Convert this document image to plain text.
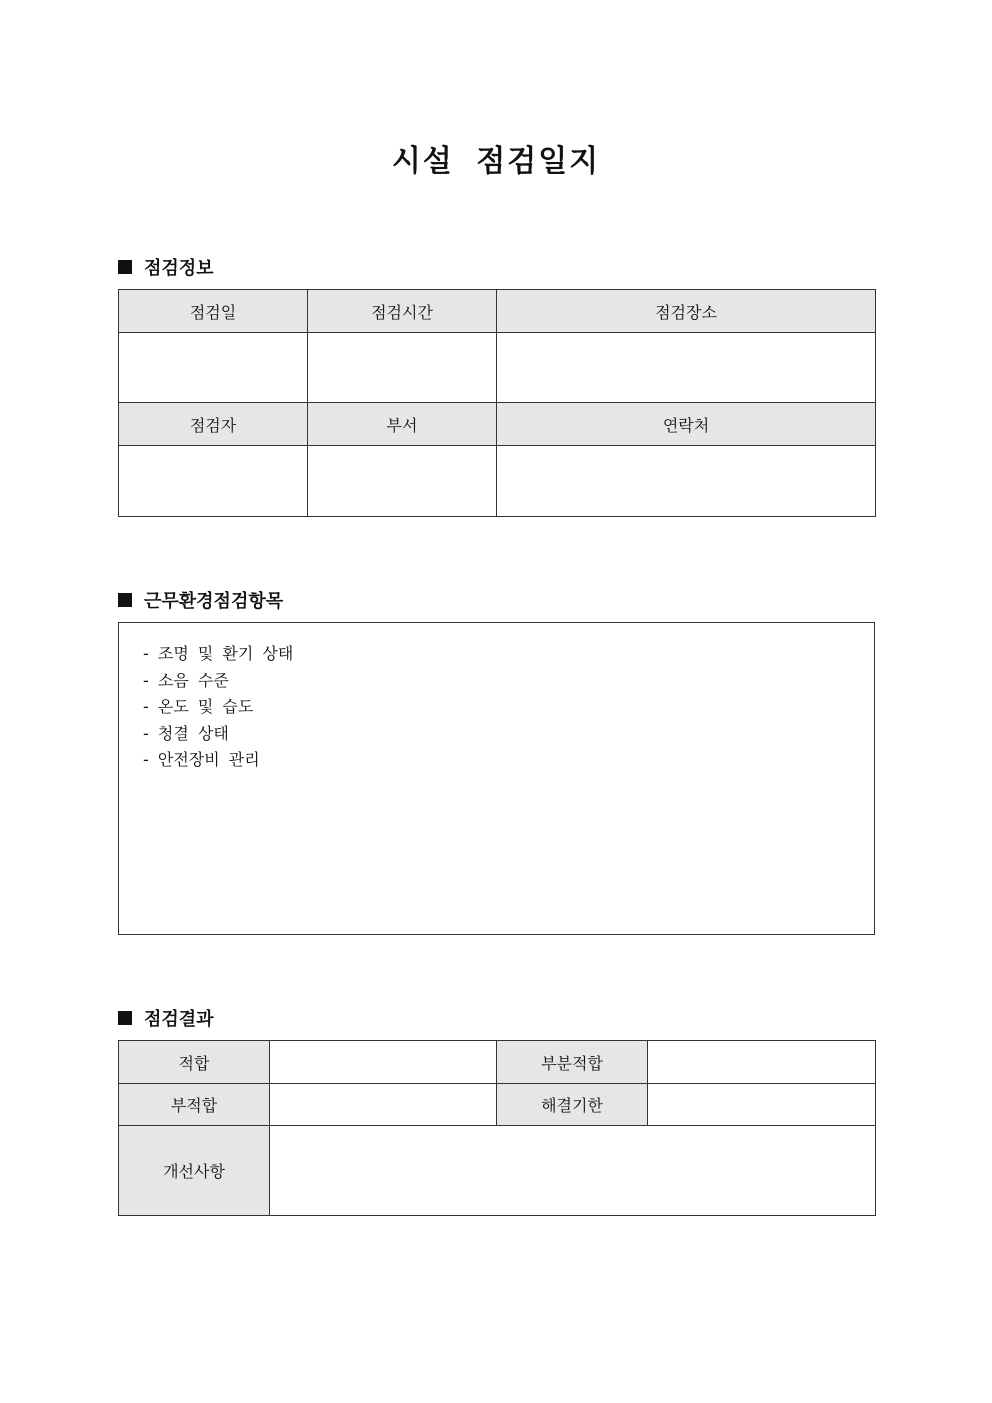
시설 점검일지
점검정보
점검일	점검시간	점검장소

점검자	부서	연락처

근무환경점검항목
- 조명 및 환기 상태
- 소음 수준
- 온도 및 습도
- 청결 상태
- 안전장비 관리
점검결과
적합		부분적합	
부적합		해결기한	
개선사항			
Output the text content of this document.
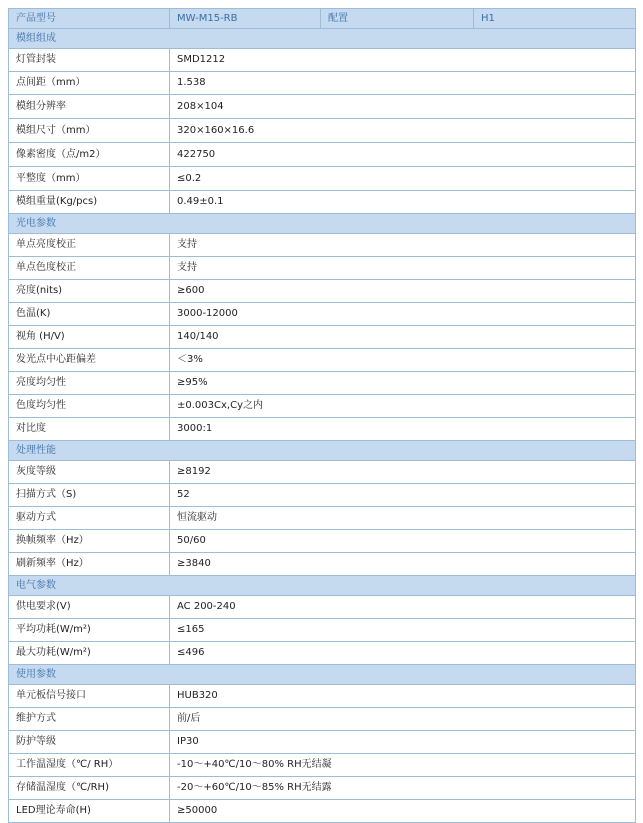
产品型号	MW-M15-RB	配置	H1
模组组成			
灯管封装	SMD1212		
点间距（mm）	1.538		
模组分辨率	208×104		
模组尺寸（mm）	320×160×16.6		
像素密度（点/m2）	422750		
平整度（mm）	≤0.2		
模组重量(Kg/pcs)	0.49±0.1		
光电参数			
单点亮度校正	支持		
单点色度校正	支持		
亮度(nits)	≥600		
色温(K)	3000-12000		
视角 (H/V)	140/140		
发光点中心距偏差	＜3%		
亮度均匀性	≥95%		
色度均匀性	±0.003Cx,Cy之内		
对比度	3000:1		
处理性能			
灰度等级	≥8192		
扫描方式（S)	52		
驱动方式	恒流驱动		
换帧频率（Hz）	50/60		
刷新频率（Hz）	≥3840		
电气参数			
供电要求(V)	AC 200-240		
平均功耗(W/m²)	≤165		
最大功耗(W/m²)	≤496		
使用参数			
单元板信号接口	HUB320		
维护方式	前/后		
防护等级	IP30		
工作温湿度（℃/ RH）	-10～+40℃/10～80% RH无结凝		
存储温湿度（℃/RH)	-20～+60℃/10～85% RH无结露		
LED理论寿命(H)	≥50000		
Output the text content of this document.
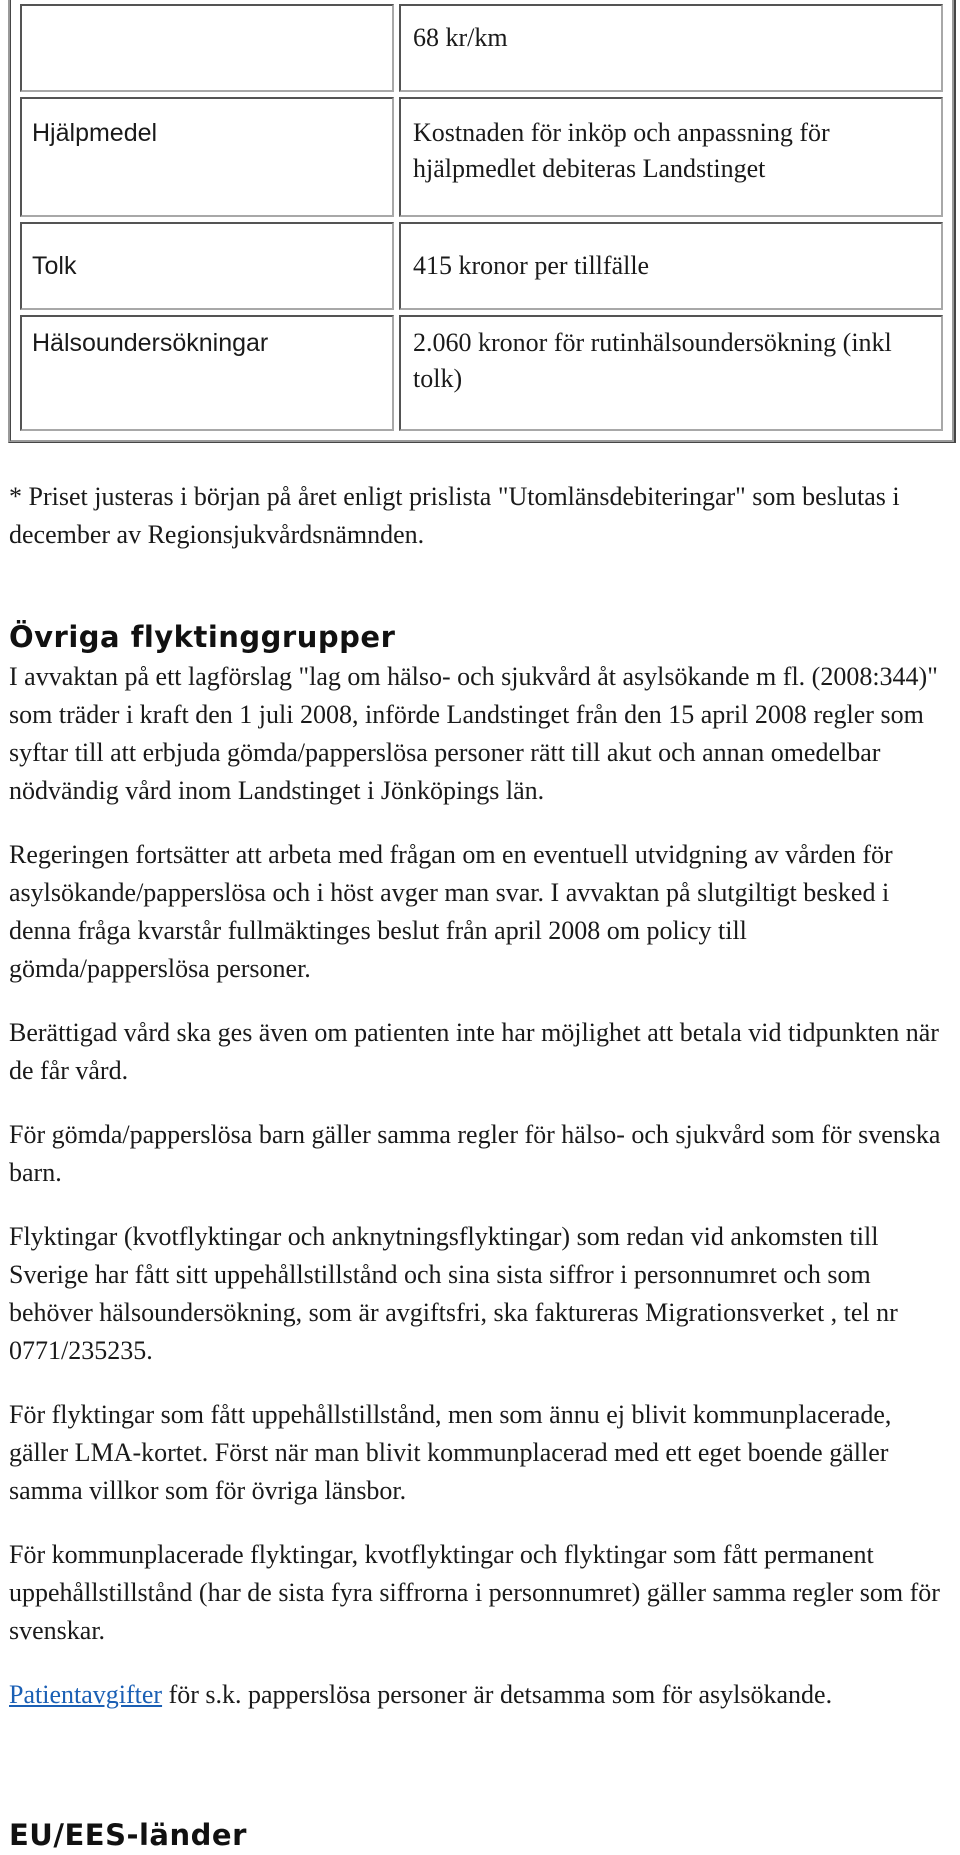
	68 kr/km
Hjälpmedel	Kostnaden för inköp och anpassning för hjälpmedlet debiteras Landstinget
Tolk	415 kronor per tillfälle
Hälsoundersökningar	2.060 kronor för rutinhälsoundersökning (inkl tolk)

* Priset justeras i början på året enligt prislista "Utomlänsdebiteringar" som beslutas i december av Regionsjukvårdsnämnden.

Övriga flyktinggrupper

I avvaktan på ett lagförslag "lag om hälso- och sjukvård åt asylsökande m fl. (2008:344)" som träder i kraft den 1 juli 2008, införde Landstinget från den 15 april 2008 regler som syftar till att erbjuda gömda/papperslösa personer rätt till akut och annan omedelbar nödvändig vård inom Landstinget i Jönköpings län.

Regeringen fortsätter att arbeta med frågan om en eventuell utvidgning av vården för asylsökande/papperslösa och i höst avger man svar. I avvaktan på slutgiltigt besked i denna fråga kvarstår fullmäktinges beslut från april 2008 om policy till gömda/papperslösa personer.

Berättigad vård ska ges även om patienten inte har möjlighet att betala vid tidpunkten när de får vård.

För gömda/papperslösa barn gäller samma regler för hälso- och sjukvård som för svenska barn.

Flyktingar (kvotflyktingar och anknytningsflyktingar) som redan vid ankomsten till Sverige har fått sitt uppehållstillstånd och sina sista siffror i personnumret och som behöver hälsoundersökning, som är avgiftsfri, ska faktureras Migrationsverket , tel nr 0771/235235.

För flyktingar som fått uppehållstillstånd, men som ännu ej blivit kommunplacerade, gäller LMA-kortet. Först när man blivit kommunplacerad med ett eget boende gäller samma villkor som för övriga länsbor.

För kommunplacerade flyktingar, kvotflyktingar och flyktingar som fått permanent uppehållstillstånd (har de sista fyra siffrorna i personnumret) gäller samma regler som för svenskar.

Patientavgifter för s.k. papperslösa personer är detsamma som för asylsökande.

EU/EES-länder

========================================================================

→ Aim of the exercise: Reproduce the material in its entirety and word for word, without the pictures.

→ Reply:
Convert this document image to plain text.
시설 점검일지
점검정보
점검일	점검시간	점검장소

점검자	부서	연락처

근무환경점검항목
- 조명 및 환기 상태
- 소음 수준
- 온도 및 습도
- 청결 상태
- 안전장비 관리
점검결과
적합		부분적합	
부적합		해결기한	
개선사항			
Output the text content of this document.
产品型号	MW-M15-RB	配置	H1
模组组成			
灯管封装	SMD1212		
点间距（mm）	1.538		
模组分辨率	208×104		
模组尺寸（mm）	320×160×16.6		
像素密度（点/m2）	422750		
平整度（mm）	≤0.2		
模组重量(Kg/pcs)	0.49±0.1		
光电参数			
单点亮度校正	支持		
单点色度校正	支持		
亮度(nits)	≥600		
色温(K)	3000-12000		
视角 (H/V)	140/140		
发光点中心距偏差	＜3%		
亮度均匀性	≥95%		
色度均匀性	±0.003Cx,Cy之内		
对比度	3000:1		
处理性能			
灰度等级	≥8192		
扫描方式（S)	52		
驱动方式	恒流驱动		
换帧频率（Hz）	50/60		
刷新频率（Hz）	≥3840		
电气参数			
供电要求(V)	AC 200-240		
平均功耗(W/m²)	≤165		
最大功耗(W/m²)	≤496		
使用参数			
单元板信号接口	HUB320		
维护方式	前/后		
防护等级	IP30		
工作温湿度（℃/ RH）	-10～+40℃/10～80% RH无结凝		
存储温湿度（℃/RH)	-20～+60℃/10～85% RH无结露		
LED理论寿命(H)	≥50000		
Output the text content of this document.
	68 kr/km
Hjälpmedel	Kostnaden för inköp och anpassning för hjälpmedlet debiteras Landstinget
Tolk	415 kronor per tillfälle
Hälsoundersökningar	2.060 kronor för rutinhälsoundersökning (inkl tolk)

* Priset justeras i början på året enligt prislista "Utomlänsdebiteringar" som beslutas i december av Regionsjukvårdsnämnden.

Övriga flyktinggrupper

I avvaktan på ett lagförslag "lag om hälso- och sjukvård åt asylsökande m fl. (2008:344)" som träder i kraft den 1 juli 2008, införde Landstinget från den 15 april 2008 regler som syftar till att erbjuda gömda/papperslösa personer rätt till akut och annan omedelbar nödvändig vård inom Landstinget i Jönköpings län.

Regeringen fortsätter att arbeta med frågan om en eventuell utvidgning av vården för asylsökande/papperslösa och i höst avger man svar. I avvaktan på slutgiltigt besked i denna fråga kvarstår fullmäktinges beslut från april 2008 om policy till gömda/papperslösa personer.

Berättigad vård ska ges även om patienten inte har möjlighet att betala vid tidpunkten när de får vård.

För gömda/papperslösa barn gäller samma regler för hälso- och sjukvård som för svenska barn.

Flyktingar (kvotflyktingar och anknytningsflyktingar) som redan vid ankomsten till Sverige har fått sitt uppehållstillstånd och sina sista siffror i personnumret och som behöver hälsoundersökning, som är avgiftsfri, ska faktureras Migrationsverket , tel nr 0771/235235.

För flyktingar som fått uppehållstillstånd, men som ännu ej blivit kommunplacerade, gäller LMA-kortet. Först när man blivit kommunplacerad med ett eget boende gäller samma villkor som för övriga länsbor.

För kommunplacerade flyktingar, kvotflyktingar och flyktingar som fått permanent uppehållstillstånd (har de sista fyra siffrorna i personnumret) gäller samma regler som för svenskar.

Patientavgifter för s.k. papperslösa personer är detsamma som för asylsökande.

EU/EES-länder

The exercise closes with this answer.